### Passage shown
━━━━━━━━━━

Async / await pattern
Every method that crosses the Rust boundary is async. Chain calls inside a
single newTransaction callback to keep them atomic:
// Good: atomic.
await coreCrypto.newTransaction(async (ctx) => {
await ctx.mlsInit(clientId, transport);
await ctx.addCredential(credential);
});
// Risky: two separate transactions — not atomic.
await coreCrypto.newTransaction((ctx) => ctx.mlsInit(clientId, transport));
await coreCrypto.newTransaction((ctx) => ctx.addCredential(credential));
Numeric types
Rust u64 values (e.g. epoch numbers, validity timestamps) arrive as
bigint in TypeScript. Use BigInt arithmetic and avoid mixing them with
number literals without an explicit cast.
Browser storage requirements
The WASM build stores data via IndexedDB. Browsers that block third-party
storage or run in private/incognito mode may have limited or ephemeral
IndexedDB access. Test your storage behaviour in the browser environments
you target.

━━━━━━━━━━

### Supplied entries
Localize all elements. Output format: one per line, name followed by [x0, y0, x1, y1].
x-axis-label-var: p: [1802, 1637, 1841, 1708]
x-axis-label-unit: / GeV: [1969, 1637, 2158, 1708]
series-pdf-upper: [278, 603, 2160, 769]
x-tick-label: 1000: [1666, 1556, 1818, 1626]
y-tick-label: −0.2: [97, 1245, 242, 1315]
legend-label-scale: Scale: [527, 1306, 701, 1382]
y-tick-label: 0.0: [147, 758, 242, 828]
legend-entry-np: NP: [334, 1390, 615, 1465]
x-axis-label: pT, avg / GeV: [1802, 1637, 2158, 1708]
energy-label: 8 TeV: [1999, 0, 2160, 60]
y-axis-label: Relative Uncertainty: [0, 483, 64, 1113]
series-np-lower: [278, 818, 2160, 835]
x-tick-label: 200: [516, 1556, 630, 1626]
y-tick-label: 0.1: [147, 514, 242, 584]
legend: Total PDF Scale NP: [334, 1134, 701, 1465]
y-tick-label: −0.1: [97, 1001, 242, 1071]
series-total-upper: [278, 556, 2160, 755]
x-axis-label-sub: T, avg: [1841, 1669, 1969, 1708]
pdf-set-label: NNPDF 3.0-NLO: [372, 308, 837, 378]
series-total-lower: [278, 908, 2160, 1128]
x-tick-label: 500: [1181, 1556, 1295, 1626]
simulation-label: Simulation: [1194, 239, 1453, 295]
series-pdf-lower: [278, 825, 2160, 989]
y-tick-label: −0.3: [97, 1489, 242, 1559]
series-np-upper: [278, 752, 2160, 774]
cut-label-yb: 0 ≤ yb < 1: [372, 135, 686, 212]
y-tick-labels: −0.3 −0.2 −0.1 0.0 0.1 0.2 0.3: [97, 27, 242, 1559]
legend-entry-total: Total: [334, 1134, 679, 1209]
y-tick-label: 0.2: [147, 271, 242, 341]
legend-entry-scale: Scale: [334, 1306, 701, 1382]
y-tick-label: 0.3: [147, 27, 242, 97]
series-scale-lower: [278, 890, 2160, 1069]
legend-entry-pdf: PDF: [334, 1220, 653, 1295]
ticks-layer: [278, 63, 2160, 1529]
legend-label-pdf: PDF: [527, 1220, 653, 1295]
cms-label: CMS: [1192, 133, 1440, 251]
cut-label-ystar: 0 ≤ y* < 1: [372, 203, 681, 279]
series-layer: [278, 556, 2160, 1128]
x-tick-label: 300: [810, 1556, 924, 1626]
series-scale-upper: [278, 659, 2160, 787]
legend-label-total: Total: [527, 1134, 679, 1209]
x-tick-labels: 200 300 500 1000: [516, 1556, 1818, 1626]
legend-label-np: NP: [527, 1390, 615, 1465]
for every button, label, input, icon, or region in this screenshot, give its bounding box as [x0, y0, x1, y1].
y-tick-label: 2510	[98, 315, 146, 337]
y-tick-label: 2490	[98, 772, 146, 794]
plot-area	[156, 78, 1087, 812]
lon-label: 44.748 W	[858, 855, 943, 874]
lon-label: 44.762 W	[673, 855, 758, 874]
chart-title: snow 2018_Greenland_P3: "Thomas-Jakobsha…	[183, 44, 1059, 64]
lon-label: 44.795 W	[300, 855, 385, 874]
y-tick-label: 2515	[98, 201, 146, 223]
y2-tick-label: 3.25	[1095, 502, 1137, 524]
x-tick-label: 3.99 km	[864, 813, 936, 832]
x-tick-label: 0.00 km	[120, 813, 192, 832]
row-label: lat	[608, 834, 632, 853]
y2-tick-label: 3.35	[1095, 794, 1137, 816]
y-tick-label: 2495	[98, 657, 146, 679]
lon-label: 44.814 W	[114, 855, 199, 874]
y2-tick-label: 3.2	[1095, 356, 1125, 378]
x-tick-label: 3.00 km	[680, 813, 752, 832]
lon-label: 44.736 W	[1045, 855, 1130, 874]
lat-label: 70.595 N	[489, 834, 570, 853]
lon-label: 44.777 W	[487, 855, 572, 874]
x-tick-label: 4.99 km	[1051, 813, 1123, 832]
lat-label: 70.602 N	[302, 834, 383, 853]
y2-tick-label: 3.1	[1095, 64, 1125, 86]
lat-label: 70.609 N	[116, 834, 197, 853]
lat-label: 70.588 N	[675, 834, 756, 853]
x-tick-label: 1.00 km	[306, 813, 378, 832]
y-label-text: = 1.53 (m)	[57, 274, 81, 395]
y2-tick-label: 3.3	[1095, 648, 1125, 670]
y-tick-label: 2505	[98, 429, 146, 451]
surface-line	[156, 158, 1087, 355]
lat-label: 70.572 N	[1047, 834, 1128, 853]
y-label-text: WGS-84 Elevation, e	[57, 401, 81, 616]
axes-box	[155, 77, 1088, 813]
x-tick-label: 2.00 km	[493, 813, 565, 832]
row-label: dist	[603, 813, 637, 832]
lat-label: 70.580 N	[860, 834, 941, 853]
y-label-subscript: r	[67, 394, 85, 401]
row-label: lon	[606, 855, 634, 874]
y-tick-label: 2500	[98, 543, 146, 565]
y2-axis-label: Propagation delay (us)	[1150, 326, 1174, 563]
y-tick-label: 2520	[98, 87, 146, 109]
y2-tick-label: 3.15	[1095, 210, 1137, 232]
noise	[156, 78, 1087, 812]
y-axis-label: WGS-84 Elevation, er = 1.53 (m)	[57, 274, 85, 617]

━━━━━━━━━━

According to the passage, what TypeScript type do Rust u64 values arrive as? You can leave the records aside.

### Output
They arrive as bigint.